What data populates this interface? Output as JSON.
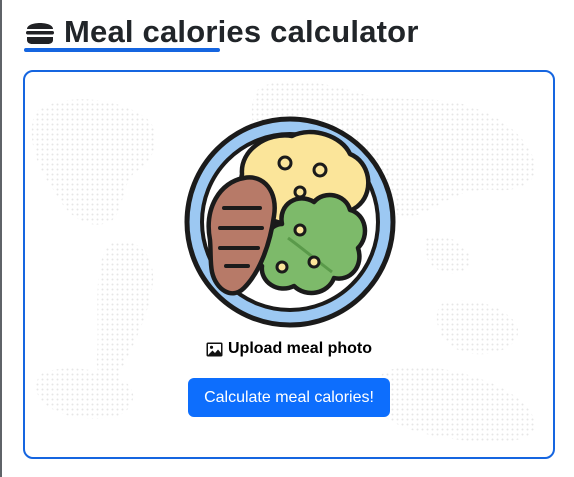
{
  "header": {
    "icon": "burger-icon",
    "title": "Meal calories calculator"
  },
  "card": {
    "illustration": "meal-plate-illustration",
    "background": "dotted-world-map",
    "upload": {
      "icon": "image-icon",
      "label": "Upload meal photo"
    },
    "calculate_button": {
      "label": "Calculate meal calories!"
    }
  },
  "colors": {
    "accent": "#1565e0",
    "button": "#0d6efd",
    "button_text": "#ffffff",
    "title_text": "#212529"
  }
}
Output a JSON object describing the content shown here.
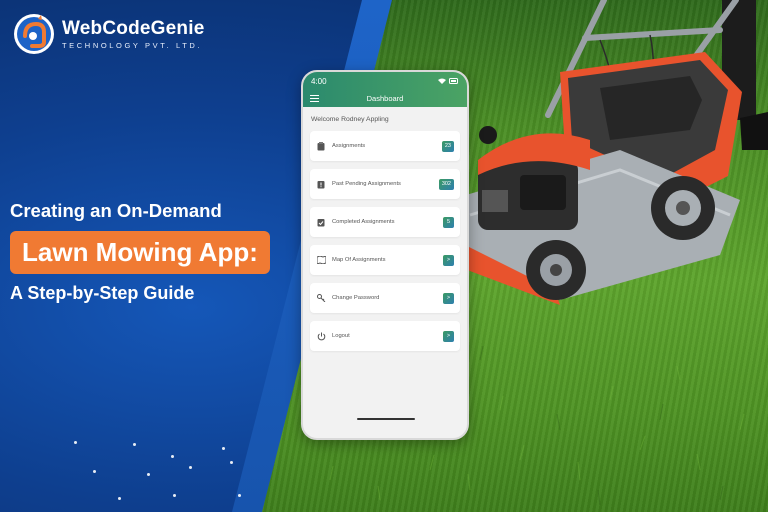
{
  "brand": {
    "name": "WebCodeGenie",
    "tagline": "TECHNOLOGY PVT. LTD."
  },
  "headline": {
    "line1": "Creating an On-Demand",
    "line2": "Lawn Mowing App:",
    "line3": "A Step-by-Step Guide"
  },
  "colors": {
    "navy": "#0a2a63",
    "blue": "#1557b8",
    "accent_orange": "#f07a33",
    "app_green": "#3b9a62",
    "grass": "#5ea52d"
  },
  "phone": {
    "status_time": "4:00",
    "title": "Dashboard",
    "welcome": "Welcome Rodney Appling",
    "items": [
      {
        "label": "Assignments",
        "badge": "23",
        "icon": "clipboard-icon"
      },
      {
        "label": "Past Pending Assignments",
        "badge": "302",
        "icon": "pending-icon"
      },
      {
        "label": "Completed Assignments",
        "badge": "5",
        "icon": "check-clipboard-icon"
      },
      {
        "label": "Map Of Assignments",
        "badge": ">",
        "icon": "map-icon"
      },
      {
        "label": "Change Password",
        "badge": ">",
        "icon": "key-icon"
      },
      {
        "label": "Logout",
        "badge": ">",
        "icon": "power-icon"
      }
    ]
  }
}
-=-=-
## WHAT YOU HAVE TO DO
Using the listing above, show every line that includes the string "Assignments".

## THE COMPLETED TASK
        "label": "Assignments",
        "label": "Past Pending Assignments",
        "label": "Completed Assignments",
        "label": "Map Of Assignments",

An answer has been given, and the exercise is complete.